- _SHORT PROBLEM_
Gather all lines in the entries that include the word "ylabel".

[START OF DATA LISTING]

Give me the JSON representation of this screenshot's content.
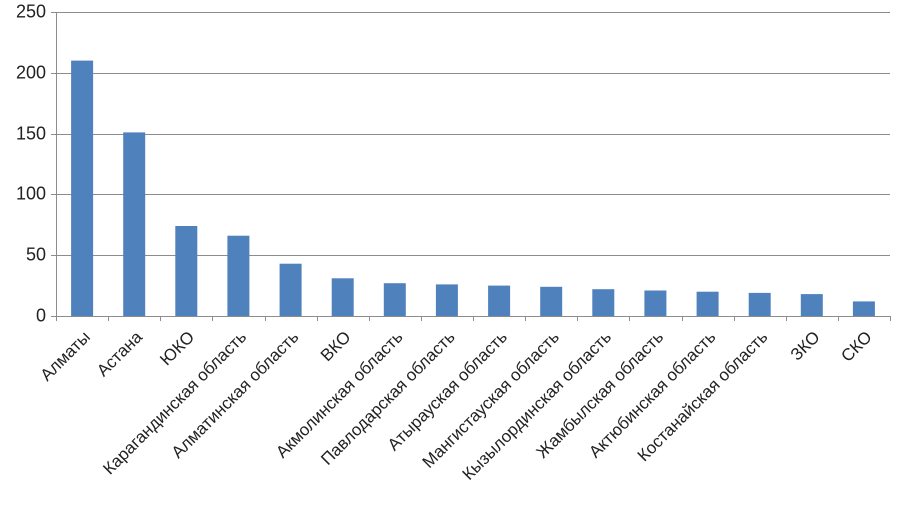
{
  "chart_data": {
    "type": "bar",
    "title": "",
    "xlabel": "",
    "ylabel": "",
    "ylim": [
      0,
      250
    ],
    "yticks": [
      0,
      50,
      100,
      150,
      200,
      250
    ],
    "grid": true,
    "legend": "none",
    "bar_color": "#4f81bd",
    "categories": [
      "Алматы",
      "Астана",
      "ЮКО",
      "Карагандинская  область",
      "Алматинская  область",
      "ВКО",
      "Акмолинская  область",
      "Павлодарская  область",
      "Атырауская  область",
      "Мангистауская  область",
      "Кызылординская  область",
      "Жамбылская  область",
      "Актюбинская  область",
      "Костанайская  область",
      "ЗКО",
      "СКО"
    ],
    "values": [
      210,
      151,
      74,
      66,
      43,
      31,
      27,
      26,
      25,
      24,
      22,
      21,
      20,
      19,
      18,
      12
    ]
  }
}
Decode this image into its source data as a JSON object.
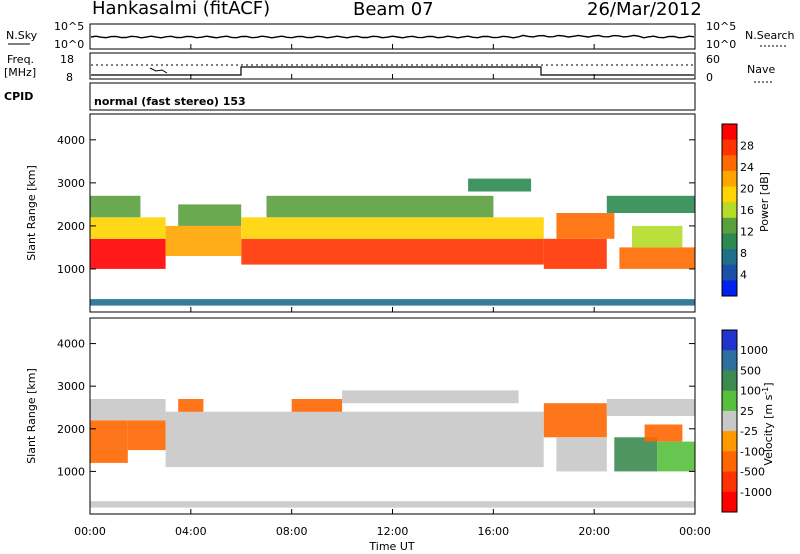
{
  "header": {
    "station": "Hankasalmi (fitACF)",
    "beam": "Beam 07",
    "date": "26/Mar/2012"
  },
  "strip": {
    "nsky_label": "N.Sky",
    "nsky_ticks": [
      "10^5",
      "10^0"
    ],
    "nsearch_label": "N.Search",
    "freq_label_1": "Freq.",
    "freq_label_2": "[MHz]",
    "freq_ticks": [
      "18",
      "8"
    ],
    "nave_ticks": [
      "60",
      "0"
    ],
    "nave_label": "Nave",
    "cpid_label": "CPID",
    "cpid_text": "normal (fast stereo) 153"
  },
  "axes": {
    "ylabel": "Slant Range [km]",
    "xlabel": "Time UT",
    "xticks": [
      "00:00",
      "04:00",
      "08:00",
      "12:00",
      "16:00",
      "20:00",
      "00:00"
    ],
    "yticks": [
      "1000",
      "2000",
      "3000",
      "4000"
    ]
  },
  "colorbars": {
    "power": {
      "label": "Power [dB]",
      "ticks": [
        "28",
        "24",
        "20",
        "16",
        "12",
        "8",
        "4"
      ],
      "colors": [
        "#ff0000",
        "#ff3300",
        "#ff6a00",
        "#ffa500",
        "#ffd400",
        "#b4dc28",
        "#5aa03c",
        "#2c8a50",
        "#1f6e8c",
        "#1b4fa8",
        "#0022ee"
      ]
    },
    "velocity": {
      "label": "Velocity [m s",
      "label_sup": "-1",
      "label_end": "]",
      "ticks": [
        "1000",
        "500",
        "100",
        "25",
        "-25",
        "-100",
        "-500",
        "-1000"
      ],
      "colors": [
        "#2233cc",
        "#2f6fa0",
        "#3c8a50",
        "#55c03c",
        "#c8c8c8",
        "#ff9900",
        "#ff6600",
        "#ff3300",
        "#ff0000"
      ]
    }
  },
  "chart_data": [
    {
      "type": "heatmap",
      "title": "Power",
      "x_unit": "hours UT",
      "xlim": [
        0,
        24
      ],
      "ylim": [
        0,
        4600
      ],
      "zlim": [
        0,
        32
      ],
      "regions": [
        {
          "x0": 0.0,
          "x1": 3.0,
          "y0": 1000,
          "y1": 1700,
          "value": 30
        },
        {
          "x0": 0.0,
          "x1": 3.0,
          "y0": 1700,
          "y1": 2200,
          "value": 20
        },
        {
          "x0": 0.0,
          "x1": 2.0,
          "y0": 2200,
          "y1": 2700,
          "value": 12
        },
        {
          "x0": 3.0,
          "x1": 6.0,
          "y0": 1300,
          "y1": 2000,
          "value": 22
        },
        {
          "x0": 3.5,
          "x1": 6.0,
          "y0": 2000,
          "y1": 2500,
          "value": 14
        },
        {
          "x0": 6.0,
          "x1": 18.0,
          "y0": 1100,
          "y1": 1700,
          "value": 28
        },
        {
          "x0": 6.0,
          "x1": 18.0,
          "y0": 1700,
          "y1": 2200,
          "value": 18
        },
        {
          "x0": 7.0,
          "x1": 16.0,
          "y0": 2200,
          "y1": 2700,
          "value": 12
        },
        {
          "x0": 15.0,
          "x1": 17.5,
          "y0": 2800,
          "y1": 3100,
          "value": 10
        },
        {
          "x0": 18.0,
          "x1": 20.5,
          "y0": 1000,
          "y1": 1700,
          "value": 28
        },
        {
          "x0": 18.5,
          "x1": 20.8,
          "y0": 1700,
          "y1": 2300,
          "value": 24
        },
        {
          "x0": 20.5,
          "x1": 24.0,
          "y0": 2300,
          "y1": 2700,
          "value": 10
        },
        {
          "x0": 21.0,
          "x1": 24.0,
          "y0": 1000,
          "y1": 1500,
          "value": 26
        },
        {
          "x0": 21.5,
          "x1": 23.5,
          "y0": 1500,
          "y1": 2000,
          "value": 16
        },
        {
          "x0": 0.0,
          "x1": 24.0,
          "y0": 150,
          "y1": 300,
          "value": 8
        }
      ]
    },
    {
      "type": "heatmap",
      "title": "Velocity",
      "x_unit": "hours UT",
      "xlim": [
        0,
        24
      ],
      "ylim": [
        0,
        4600
      ],
      "zlim": [
        -1000,
        1000
      ],
      "regions": [
        {
          "x0": 0.0,
          "x1": 1.5,
          "y0": 1200,
          "y1": 2200,
          "value": -150
        },
        {
          "x0": 1.5,
          "x1": 3.0,
          "y0": 1500,
          "y1": 2200,
          "value": -300
        },
        {
          "x0": 0.0,
          "x1": 3.0,
          "y0": 2200,
          "y1": 2700,
          "value": 0
        },
        {
          "x0": 3.0,
          "x1": 18.0,
          "y0": 1100,
          "y1": 2400,
          "value": 0
        },
        {
          "x0": 3.5,
          "x1": 4.5,
          "y0": 2400,
          "y1": 2700,
          "value": -300
        },
        {
          "x0": 8.0,
          "x1": 10.0,
          "y0": 2400,
          "y1": 2700,
          "value": -300
        },
        {
          "x0": 10.0,
          "x1": 17.0,
          "y0": 2600,
          "y1": 2900,
          "value": 0
        },
        {
          "x0": 18.0,
          "x1": 20.5,
          "y0": 1800,
          "y1": 2600,
          "value": -400
        },
        {
          "x0": 18.5,
          "x1": 20.5,
          "y0": 1000,
          "y1": 1800,
          "value": 0
        },
        {
          "x0": 20.5,
          "x1": 24.0,
          "y0": 2300,
          "y1": 2700,
          "value": 0
        },
        {
          "x0": 20.8,
          "x1": 22.5,
          "y0": 1000,
          "y1": 1800,
          "value": 300
        },
        {
          "x0": 22.5,
          "x1": 24.0,
          "y0": 1000,
          "y1": 1700,
          "value": 80
        },
        {
          "x0": 22.0,
          "x1": 23.5,
          "y0": 1700,
          "y1": 2100,
          "value": -200
        },
        {
          "x0": 0.0,
          "x1": 24.0,
          "y0": 150,
          "y1": 300,
          "value": 0
        }
      ]
    }
  ]
}
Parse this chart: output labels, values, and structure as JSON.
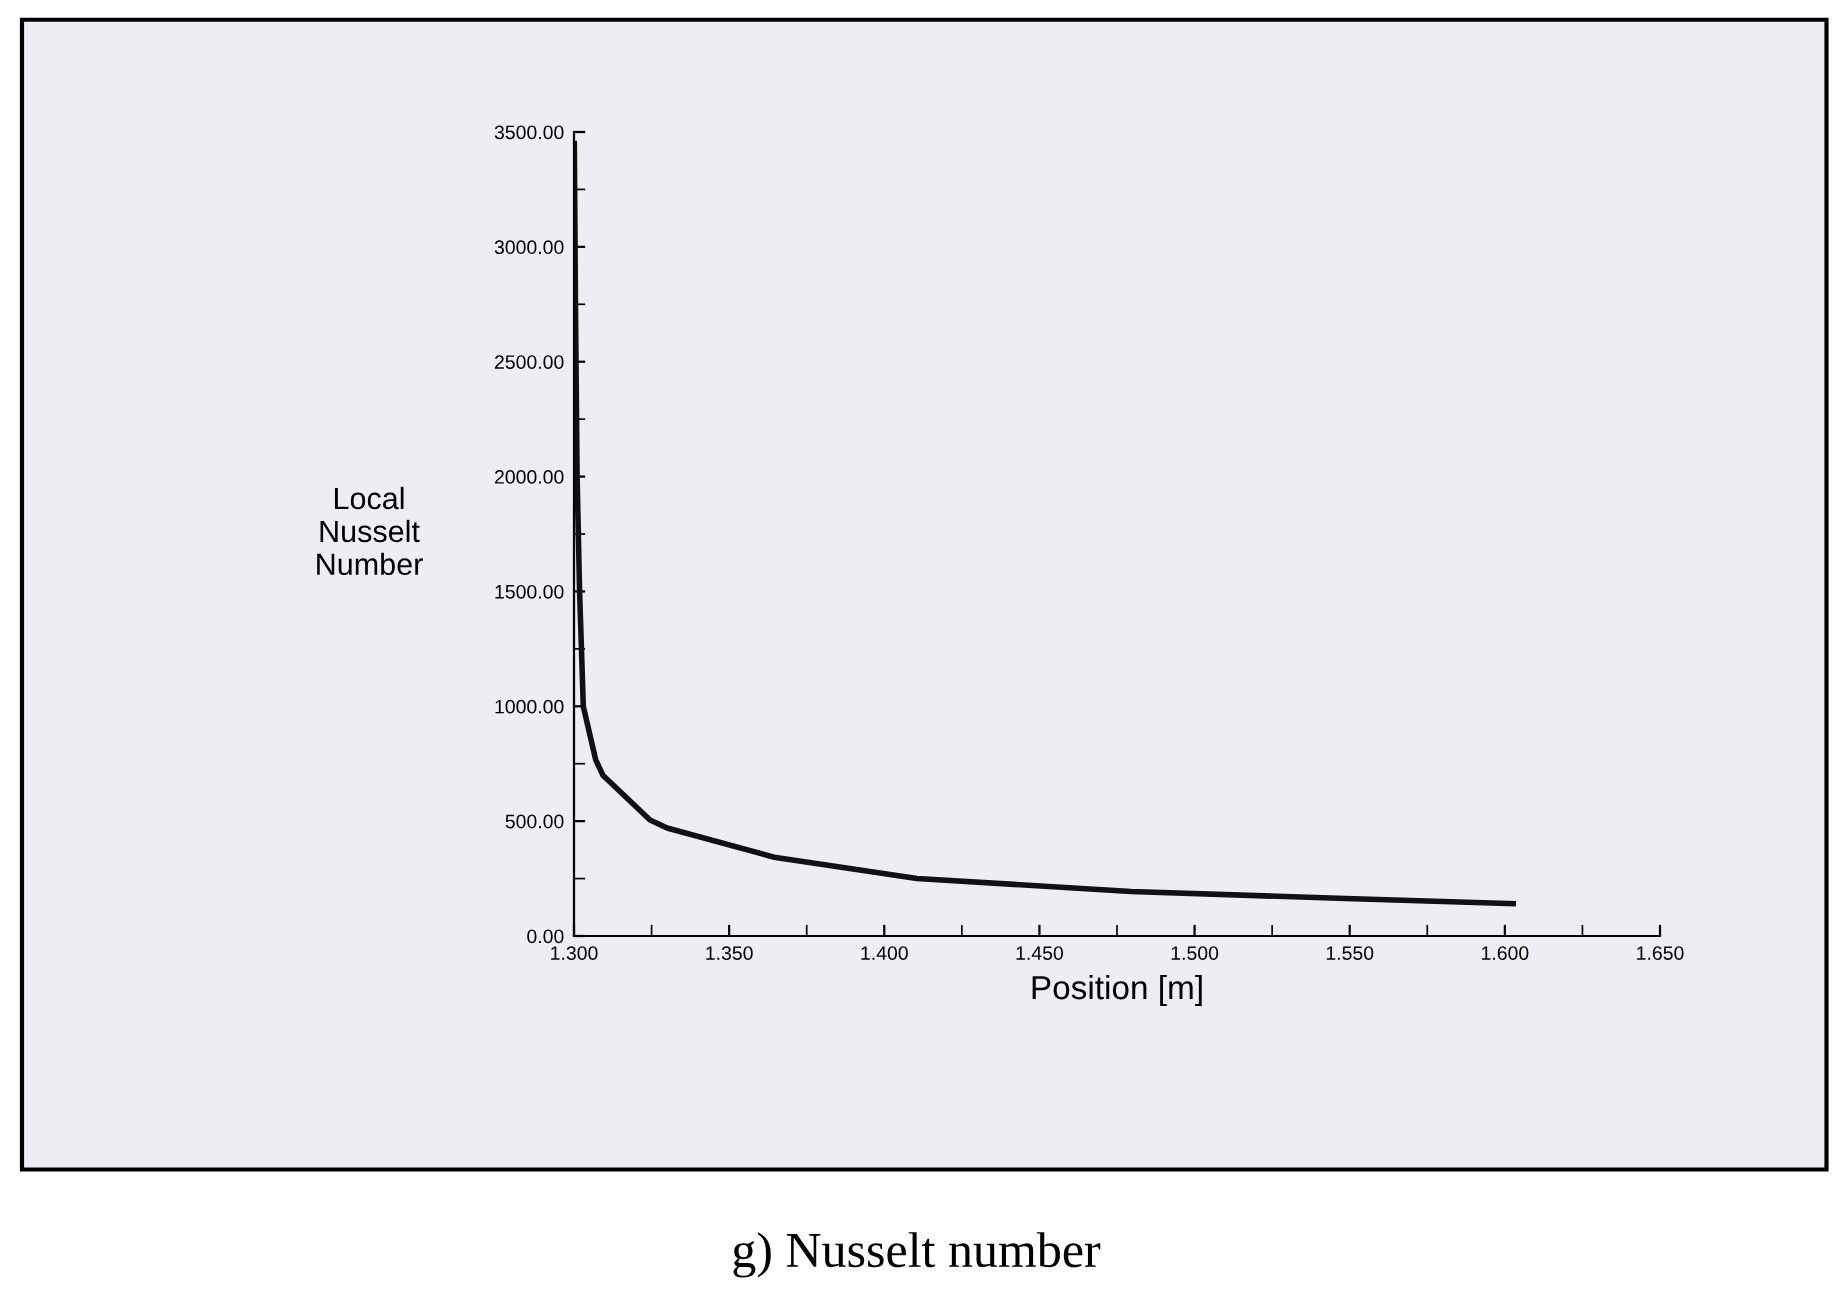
{
  "chart_data": {
    "type": "line",
    "xlabel": "Position [m]",
    "ylabel": "Local\nNusselt\nNumber",
    "annotations": [
      "g) Nusselt number"
    ],
    "x": [
      1.3001,
      1.3005,
      1.301,
      1.3018,
      1.303,
      1.307,
      1.3093,
      1.3245,
      1.33,
      1.3645,
      1.4105,
      1.4795,
      1.5487,
      1.6027
    ],
    "series": [
      {
        "color": "#111111",
        "values": [
          3450,
          2700,
          2000,
          1500,
          1000,
          767,
          700,
          505,
          470,
          343,
          250,
          194,
          163,
          141
        ]
      }
    ],
    "xlim": [
      1.3,
      1.65
    ],
    "xticks": [
      {
        "value": 1.3,
        "label": "1.300"
      },
      {
        "value": 1.35,
        "label": "1.350"
      },
      {
        "value": 1.4,
        "label": "1.400"
      },
      {
        "value": 1.45,
        "label": "1.450"
      },
      {
        "value": 1.5,
        "label": "1.500"
      },
      {
        "value": 1.55,
        "label": "1.550"
      },
      {
        "value": 1.6,
        "label": "1.600"
      },
      {
        "value": 1.65,
        "label": "1.650"
      }
    ],
    "ylim": [
      0,
      3500
    ],
    "yticks": [
      {
        "value": 0,
        "label": "0.00"
      },
      {
        "value": 500,
        "label": "500.00"
      },
      {
        "value": 1000,
        "label": "1000.00"
      },
      {
        "value": 1500,
        "label": "1500.00"
      },
      {
        "value": 2000,
        "label": "2000.00"
      },
      {
        "value": 2500,
        "label": "2500.00"
      },
      {
        "value": 3000,
        "label": "3000.00"
      },
      {
        "value": 3500,
        "label": "3500.00"
      }
    ],
    "grid": false,
    "legend": false,
    "marker": "none",
    "line_style": "solid"
  }
}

[END OF DATA LISTING]

- _EXERCISE RESULT_
    "ylabel": "",
    "ylabel": "Slant Range [km]",
    "ylabel": "Local\nNusselt\nNumber",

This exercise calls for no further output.